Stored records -
··········

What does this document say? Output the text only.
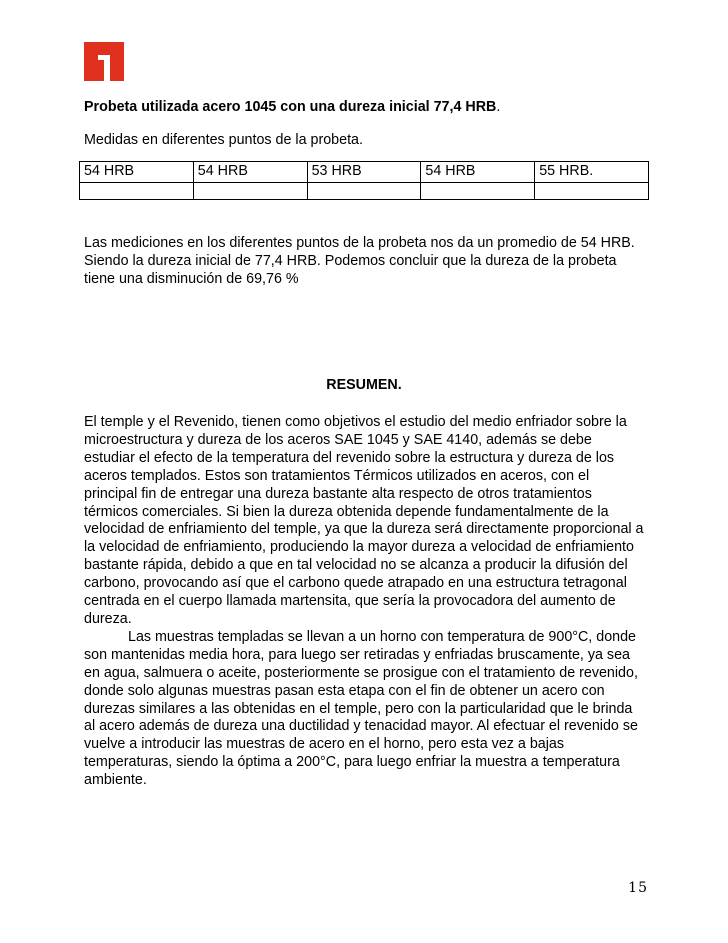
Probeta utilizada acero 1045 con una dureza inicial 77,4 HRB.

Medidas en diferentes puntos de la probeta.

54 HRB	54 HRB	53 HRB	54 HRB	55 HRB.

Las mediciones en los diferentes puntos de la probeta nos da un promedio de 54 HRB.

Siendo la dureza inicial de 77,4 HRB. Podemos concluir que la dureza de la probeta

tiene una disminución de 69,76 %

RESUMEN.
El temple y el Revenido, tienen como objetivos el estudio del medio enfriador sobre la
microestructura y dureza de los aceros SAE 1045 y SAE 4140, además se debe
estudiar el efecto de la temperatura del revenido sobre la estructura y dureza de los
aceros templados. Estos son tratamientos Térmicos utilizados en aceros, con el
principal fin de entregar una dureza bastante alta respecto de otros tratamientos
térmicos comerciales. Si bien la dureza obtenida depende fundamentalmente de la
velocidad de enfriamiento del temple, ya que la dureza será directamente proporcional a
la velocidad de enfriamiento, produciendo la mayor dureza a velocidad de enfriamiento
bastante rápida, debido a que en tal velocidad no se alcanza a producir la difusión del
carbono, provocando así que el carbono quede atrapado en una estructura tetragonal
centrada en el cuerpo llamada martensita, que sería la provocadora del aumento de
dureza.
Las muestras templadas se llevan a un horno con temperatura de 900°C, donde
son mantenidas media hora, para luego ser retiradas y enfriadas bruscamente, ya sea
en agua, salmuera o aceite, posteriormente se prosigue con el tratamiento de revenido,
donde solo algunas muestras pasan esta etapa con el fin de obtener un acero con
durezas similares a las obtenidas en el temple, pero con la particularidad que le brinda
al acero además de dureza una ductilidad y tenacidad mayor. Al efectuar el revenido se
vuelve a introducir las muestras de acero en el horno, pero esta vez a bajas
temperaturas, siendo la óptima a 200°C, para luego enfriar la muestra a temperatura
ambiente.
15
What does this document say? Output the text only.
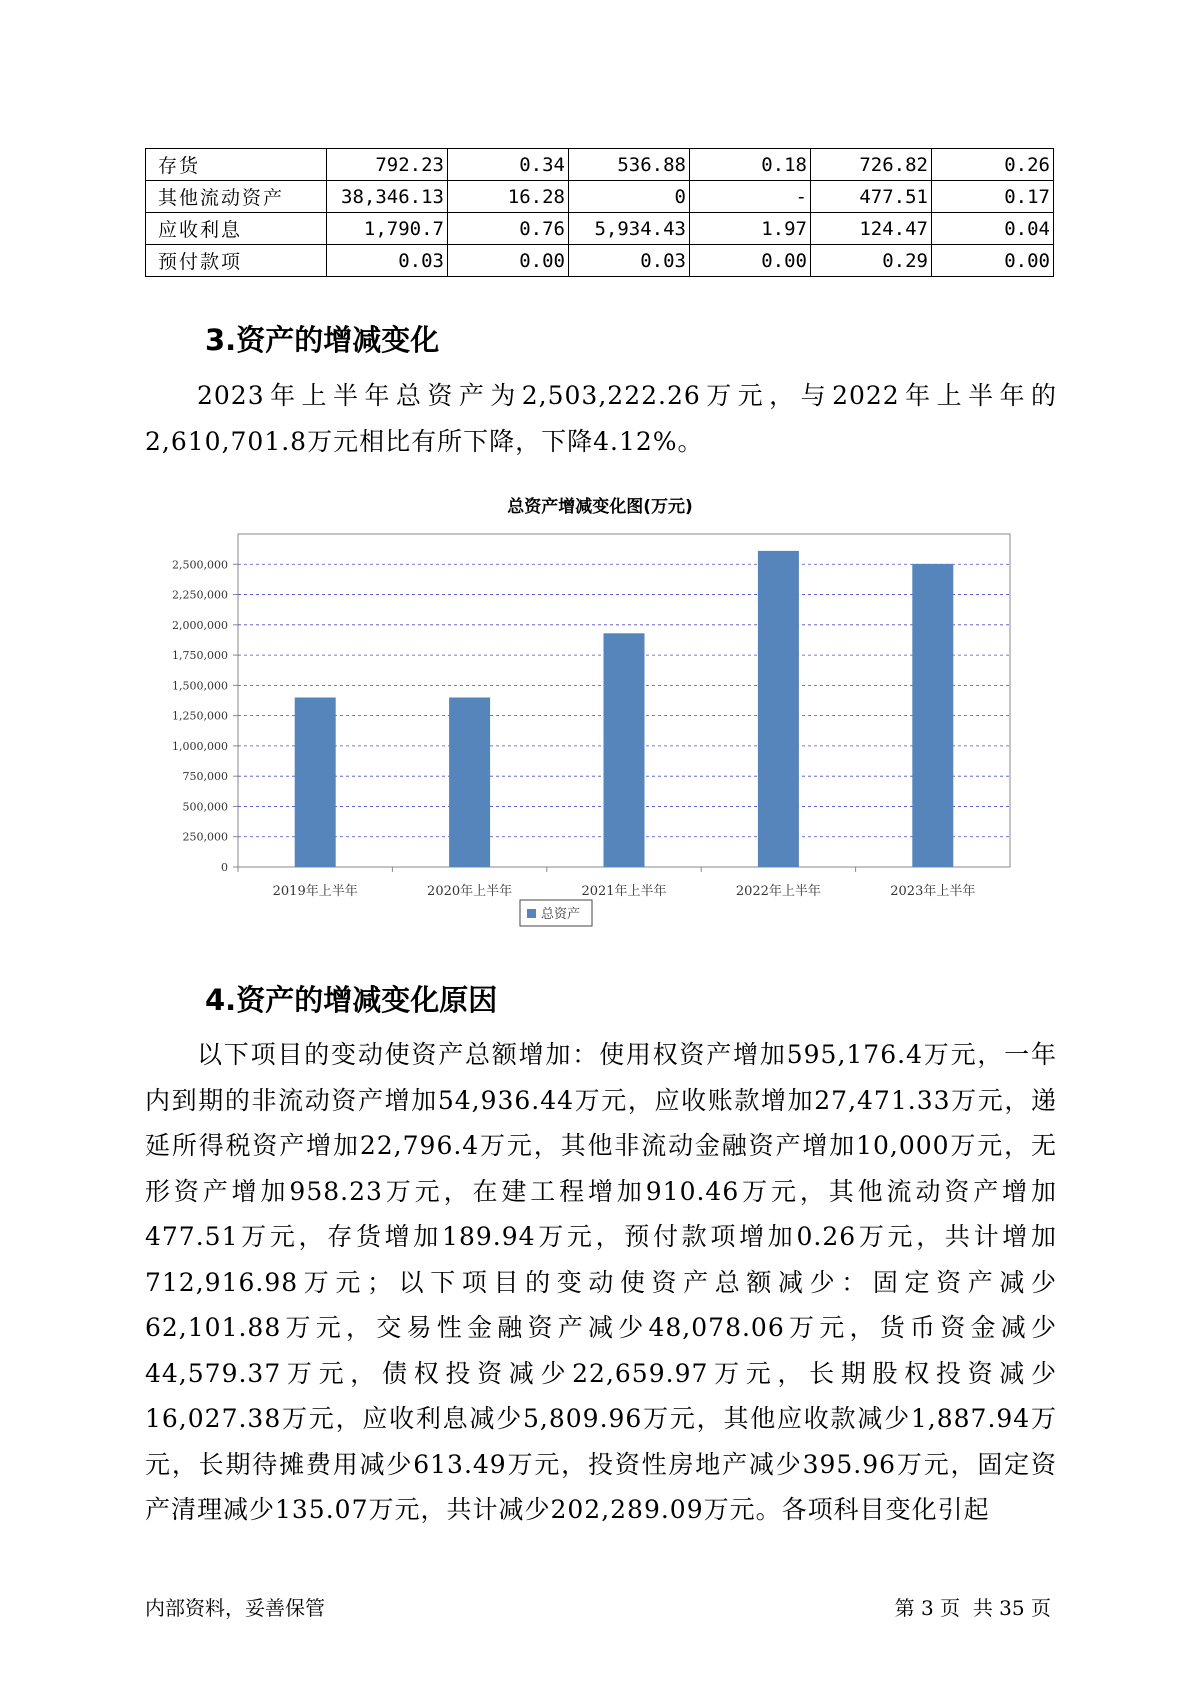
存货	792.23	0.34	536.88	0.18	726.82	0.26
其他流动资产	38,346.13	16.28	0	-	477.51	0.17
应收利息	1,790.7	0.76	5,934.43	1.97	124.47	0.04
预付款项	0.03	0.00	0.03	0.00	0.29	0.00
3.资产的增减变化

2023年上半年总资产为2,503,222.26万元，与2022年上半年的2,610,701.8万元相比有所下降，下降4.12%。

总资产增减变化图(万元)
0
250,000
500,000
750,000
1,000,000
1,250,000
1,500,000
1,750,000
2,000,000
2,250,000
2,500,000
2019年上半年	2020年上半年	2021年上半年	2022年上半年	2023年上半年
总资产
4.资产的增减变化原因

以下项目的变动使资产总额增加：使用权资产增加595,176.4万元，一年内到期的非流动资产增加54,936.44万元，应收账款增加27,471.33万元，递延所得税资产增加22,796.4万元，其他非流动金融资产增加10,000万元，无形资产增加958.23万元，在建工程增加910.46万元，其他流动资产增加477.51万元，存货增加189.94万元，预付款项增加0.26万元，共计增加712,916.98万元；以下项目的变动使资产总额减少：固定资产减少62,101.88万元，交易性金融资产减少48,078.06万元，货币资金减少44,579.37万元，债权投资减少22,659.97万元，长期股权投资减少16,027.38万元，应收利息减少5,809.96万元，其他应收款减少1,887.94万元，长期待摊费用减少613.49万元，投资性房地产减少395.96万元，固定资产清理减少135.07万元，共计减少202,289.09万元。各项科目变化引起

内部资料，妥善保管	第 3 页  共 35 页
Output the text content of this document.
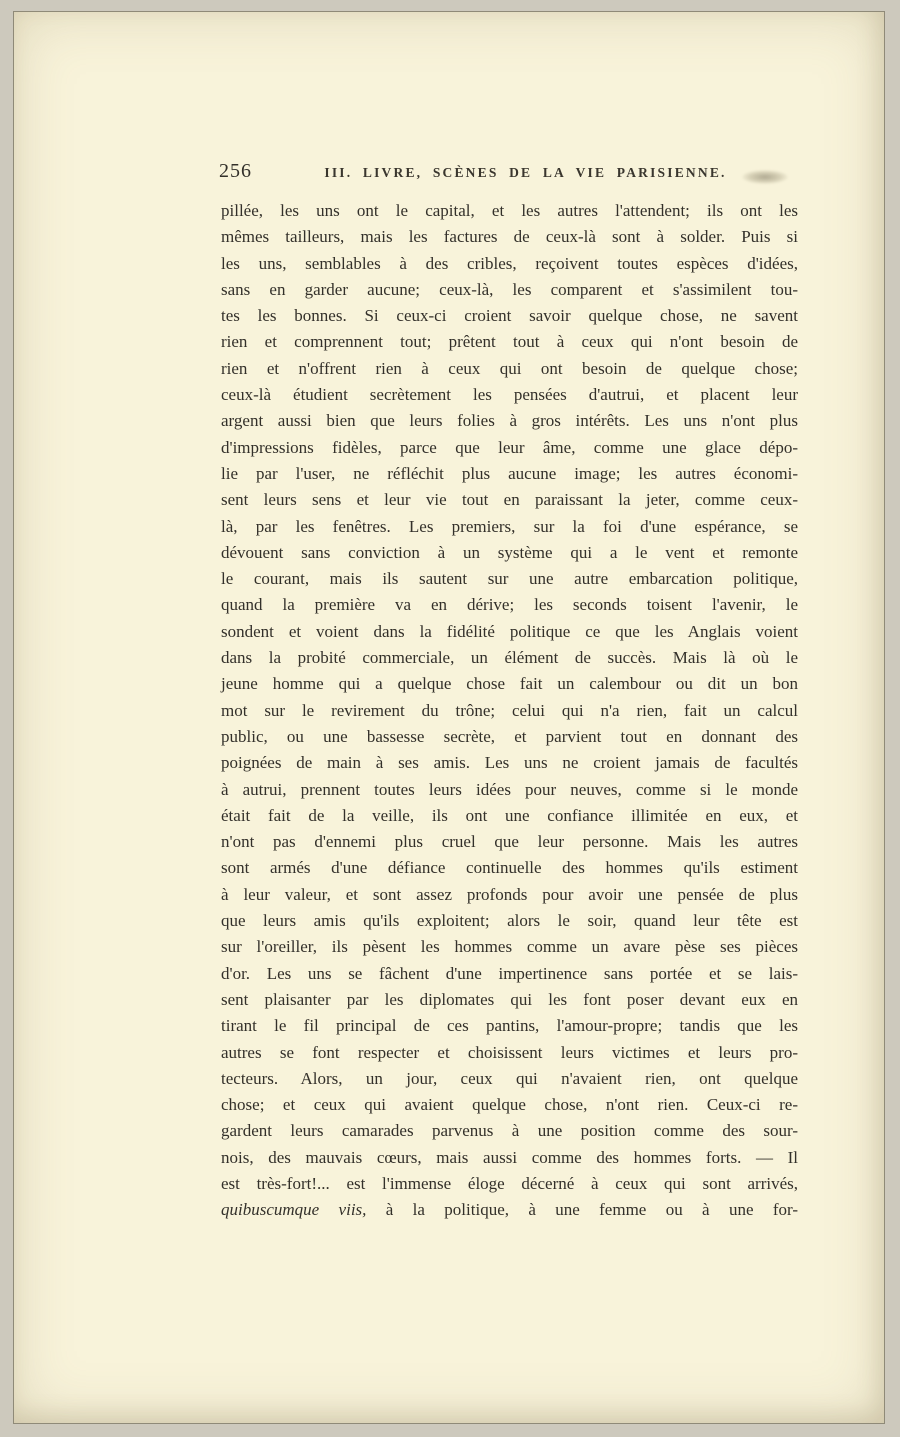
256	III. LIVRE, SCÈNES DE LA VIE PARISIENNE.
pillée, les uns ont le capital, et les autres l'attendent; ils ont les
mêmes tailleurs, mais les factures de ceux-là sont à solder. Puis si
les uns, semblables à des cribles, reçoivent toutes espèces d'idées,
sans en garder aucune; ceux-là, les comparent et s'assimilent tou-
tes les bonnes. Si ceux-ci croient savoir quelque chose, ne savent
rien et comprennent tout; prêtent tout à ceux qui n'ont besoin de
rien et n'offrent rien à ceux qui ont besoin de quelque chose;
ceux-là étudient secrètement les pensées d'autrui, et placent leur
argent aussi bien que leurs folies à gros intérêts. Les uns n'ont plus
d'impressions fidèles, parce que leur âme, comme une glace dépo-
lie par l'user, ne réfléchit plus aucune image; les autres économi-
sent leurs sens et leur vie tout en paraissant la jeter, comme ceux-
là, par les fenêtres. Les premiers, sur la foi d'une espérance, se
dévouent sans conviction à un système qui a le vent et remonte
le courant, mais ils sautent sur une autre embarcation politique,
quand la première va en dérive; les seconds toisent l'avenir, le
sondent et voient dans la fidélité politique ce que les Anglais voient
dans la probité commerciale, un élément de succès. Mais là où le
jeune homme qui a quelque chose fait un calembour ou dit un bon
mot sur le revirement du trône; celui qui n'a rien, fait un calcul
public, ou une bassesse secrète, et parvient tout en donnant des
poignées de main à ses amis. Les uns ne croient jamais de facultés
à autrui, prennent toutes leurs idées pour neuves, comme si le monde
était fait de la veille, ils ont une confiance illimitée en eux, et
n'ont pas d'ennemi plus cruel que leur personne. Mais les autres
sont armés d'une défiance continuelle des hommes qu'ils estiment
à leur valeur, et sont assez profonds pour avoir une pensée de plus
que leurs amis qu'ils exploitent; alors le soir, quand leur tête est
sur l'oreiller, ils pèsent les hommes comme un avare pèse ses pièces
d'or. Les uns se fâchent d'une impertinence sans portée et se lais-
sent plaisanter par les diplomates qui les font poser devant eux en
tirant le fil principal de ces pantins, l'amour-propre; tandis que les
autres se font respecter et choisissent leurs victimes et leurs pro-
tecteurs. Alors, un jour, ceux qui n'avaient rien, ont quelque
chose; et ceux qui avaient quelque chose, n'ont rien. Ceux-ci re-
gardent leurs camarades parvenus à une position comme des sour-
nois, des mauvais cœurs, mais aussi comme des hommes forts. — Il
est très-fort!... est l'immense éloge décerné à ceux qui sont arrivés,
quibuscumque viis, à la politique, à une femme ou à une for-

··········

Aim of the exercise -
Give every record again exactly, apart from the pictures, which stay out.

Solution for this exercise -
What does this document say? Output the text only.
Probeta utilizada acero 1045 con una dureza inicial 77,4 HRB.

Medidas en diferentes puntos de la probeta.

54 HRB	54 HRB	53 HRB	54 HRB	55 HRB.

Las mediciones en los diferentes puntos de la probeta nos da un promedio de 54 HRB.

Siendo la dureza inicial de 77,4 HRB. Podemos concluir que la dureza de la probeta

tiene una disminución de 69,76 %

RESUMEN.
El temple y el Revenido, tienen como objetivos el estudio del medio enfriador sobre la
microestructura y dureza de los aceros SAE 1045 y SAE 4140, además se debe
estudiar el efecto de la temperatura del revenido sobre la estructura y dureza de los
aceros templados. Estos son tratamientos Térmicos utilizados en aceros, con el
principal fin de entregar una dureza bastante alta respecto de otros tratamientos
térmicos comerciales. Si bien la dureza obtenida depende fundamentalmente de la
velocidad de enfriamiento del temple, ya que la dureza será directamente proporcional a
la velocidad de enfriamiento, produciendo la mayor dureza a velocidad de enfriamiento
bastante rápida, debido a que en tal velocidad no se alcanza a producir la difusión del
carbono, provocando así que el carbono quede atrapado en una estructura tetragonal
centrada en el cuerpo llamada martensita, que sería la provocadora del aumento de
dureza.
Las muestras templadas se llevan a un horno con temperatura de 900°C, donde
son mantenidas media hora, para luego ser retiradas y enfriadas bruscamente, ya sea
en agua, salmuera o aceite, posteriormente se prosigue con el tratamiento de revenido,
donde solo algunas muestras pasan esta etapa con el fin de obtener un acero con
durezas similares a las obtenidas en el temple, pero con la particularidad que le brinda
al acero además de dureza una ductilidad y tenacidad mayor. Al efectuar el revenido se
vuelve a introducir las muestras de acero en el horno, pero esta vez a bajas
temperaturas, siendo la óptima a 200°C, para luego enfriar la muestra a temperatura
ambiente.
15
What does this document say? Output the text only.
存货	792.23	0.34	536.88	0.18	726.82	0.26
其他流动资产	38,346.13	16.28	0	-	477.51	0.17
应收利息	1,790.7	0.76	5,934.43	1.97	124.47	0.04
预付款项	0.03	0.00	0.03	0.00	0.29	0.00
3.资产的增减变化

2023年上半年总资产为2,503,222.26万元，与2022年上半年的2,610,701.8万元相比有所下降，下降4.12%。

总资产增减变化图(万元)
0
250,000
500,000
750,000
1,000,000
1,250,000
1,500,000
1,750,000
2,000,000
2,250,000
2,500,000
2019年上半年	2020年上半年	2021年上半年	2022年上半年	2023年上半年
总资产
4.资产的增减变化原因

以下项目的变动使资产总额增加：使用权资产增加595,176.4万元，一年内到期的非流动资产增加54,936.44万元，应收账款增加27,471.33万元，递延所得税资产增加22,796.4万元，其他非流动金融资产增加10,000万元，无形资产增加958.23万元，在建工程增加910.46万元，其他流动资产增加477.51万元，存货增加189.94万元，预付款项增加0.26万元，共计增加712,916.98万元；以下项目的变动使资产总额减少：固定资产减少62,101.88万元，交易性金融资产减少48,078.06万元，货币资金减少44,579.37万元，债权投资减少22,659.97万元，长期股权投资减少16,027.38万元，应收利息减少5,809.96万元，其他应收款减少1,887.94万元，长期待摊费用减少613.49万元，投资性房地产减少395.96万元，固定资产清理减少135.07万元，共计减少202,289.09万元。各项科目变化引起

内部资料，妥善保管	第 3 页  共 35 页
Output the text content of this document.
256	III. LIVRE, SCÈNES DE LA VIE PARISIENNE.
pillée, les uns ont le capital, et les autres l'attendent; ils ont les
mêmes tailleurs, mais les factures de ceux-là sont à solder. Puis si
les uns, semblables à des cribles, reçoivent toutes espèces d'idées,
sans en garder aucune; ceux-là, les comparent et s'assimilent tou-
tes les bonnes. Si ceux-ci croient savoir quelque chose, ne savent
rien et comprennent tout; prêtent tout à ceux qui n'ont besoin de
rien et n'offrent rien à ceux qui ont besoin de quelque chose;
ceux-là étudient secrètement les pensées d'autrui, et placent leur
argent aussi bien que leurs folies à gros intérêts. Les uns n'ont plus
d'impressions fidèles, parce que leur âme, comme une glace dépo-
lie par l'user, ne réfléchit plus aucune image; les autres économi-
sent leurs sens et leur vie tout en paraissant la jeter, comme ceux-
là, par les fenêtres. Les premiers, sur la foi d'une espérance, se
dévouent sans conviction à un système qui a le vent et remonte
le courant, mais ils sautent sur une autre embarcation politique,
quand la première va en dérive; les seconds toisent l'avenir, le
sondent et voient dans la fidélité politique ce que les Anglais voient
dans la probité commerciale, un élément de succès. Mais là où le
jeune homme qui a quelque chose fait un calembour ou dit un bon
mot sur le revirement du trône; celui qui n'a rien, fait un calcul
public, ou une bassesse secrète, et parvient tout en donnant des
poignées de main à ses amis. Les uns ne croient jamais de facultés
à autrui, prennent toutes leurs idées pour neuves, comme si le monde
était fait de la veille, ils ont une confiance illimitée en eux, et
n'ont pas d'ennemi plus cruel que leur personne. Mais les autres
sont armés d'une défiance continuelle des hommes qu'ils estiment
à leur valeur, et sont assez profonds pour avoir une pensée de plus
que leurs amis qu'ils exploitent; alors le soir, quand leur tête est
sur l'oreiller, ils pèsent les hommes comme un avare pèse ses pièces
d'or. Les uns se fâchent d'une impertinence sans portée et se lais-
sent plaisanter par les diplomates qui les font poser devant eux en
tirant le fil principal de ces pantins, l'amour-propre; tandis que les
autres se font respecter et choisissent leurs victimes et leurs pro-
tecteurs. Alors, un jour, ceux qui n'avaient rien, ont quelque
chose; et ceux qui avaient quelque chose, n'ont rien. Ceux-ci re-
gardent leurs camarades parvenus à une position comme des sour-
nois, des mauvais cœurs, mais aussi comme des hommes forts. — Il
est très-fort!... est l'immense éloge décerné à ceux qui sont arrivés,
quibuscumque viis, à la politique, à une femme ou à une for-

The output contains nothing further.